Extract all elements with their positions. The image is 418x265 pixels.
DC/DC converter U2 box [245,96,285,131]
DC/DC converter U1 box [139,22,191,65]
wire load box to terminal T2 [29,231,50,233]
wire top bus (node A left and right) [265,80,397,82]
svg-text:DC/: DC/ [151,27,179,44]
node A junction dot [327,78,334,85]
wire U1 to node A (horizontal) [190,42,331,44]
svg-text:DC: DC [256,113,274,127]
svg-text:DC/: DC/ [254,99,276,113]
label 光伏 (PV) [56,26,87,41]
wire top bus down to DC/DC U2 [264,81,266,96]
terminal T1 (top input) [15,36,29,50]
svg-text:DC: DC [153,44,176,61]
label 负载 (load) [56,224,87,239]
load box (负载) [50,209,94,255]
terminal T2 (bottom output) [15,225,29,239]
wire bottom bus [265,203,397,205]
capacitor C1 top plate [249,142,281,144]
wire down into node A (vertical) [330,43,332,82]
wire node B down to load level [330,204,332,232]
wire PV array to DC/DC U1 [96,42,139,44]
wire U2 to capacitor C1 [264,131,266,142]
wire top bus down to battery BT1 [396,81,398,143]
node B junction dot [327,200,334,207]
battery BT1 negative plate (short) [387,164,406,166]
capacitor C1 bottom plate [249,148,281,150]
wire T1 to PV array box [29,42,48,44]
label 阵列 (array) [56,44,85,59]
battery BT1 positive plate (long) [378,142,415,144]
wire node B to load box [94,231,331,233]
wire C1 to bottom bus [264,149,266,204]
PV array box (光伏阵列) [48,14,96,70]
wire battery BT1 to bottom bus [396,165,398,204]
----
TASK DESCRIPTION: Copy every line of the entries above word for word, with each box's coordinates unchanged.

EXERCISE SOLUTION:
Extract all elements with their positions. The image is 418x265 pixels.
DC/DC converter U2 box [245,96,285,131]
DC/DC converter U1 box [139,22,191,65]
wire load box to terminal T2 [29,231,50,233]
wire top bus (node A left and right) [265,80,397,82]
svg-text:DC/: DC/ [151,27,179,44]
node A junction dot [327,78,334,85]
wire U1 to node A (horizontal) [190,42,331,44]
svg-text:DC: DC [256,113,274,127]
svg-text:DC/: DC/ [254,99,276,113]
label 光伏 (PV) [56,26,87,41]
wire top bus down to DC/DC U2 [264,81,266,96]
terminal T1 (top input) [15,36,29,50]
svg-text:DC: DC [153,44,176,61]
label 负载 (load) [56,224,87,239]
load box (负载) [50,209,94,255]
terminal T2 (bottom output) [15,225,29,239]
wire bottom bus [265,203,397,205]
capacitor C1 top plate [249,142,281,144]
wire down into node A (vertical) [330,43,332,82]
wire node B down to load level [330,204,332,232]
wire PV array to DC/DC U1 [96,42,139,44]
wire U2 to capacitor C1 [264,131,266,142]
wire top bus down to battery BT1 [396,81,398,143]
node B junction dot [327,200,334,207]
battery BT1 negative plate (short) [387,164,406,166]
capacitor C1 bottom plate [249,148,281,150]
wire T1 to PV array box [29,42,48,44]
label 阵列 (array) [56,44,85,59]
battery BT1 positive plate (long) [378,142,415,144]
wire node B to load box [94,231,331,233]
wire C1 to bottom bus [264,149,266,204]
PV array box (光伏阵列) [48,14,96,70]
wire battery BT1 to bottom bus [396,165,398,204]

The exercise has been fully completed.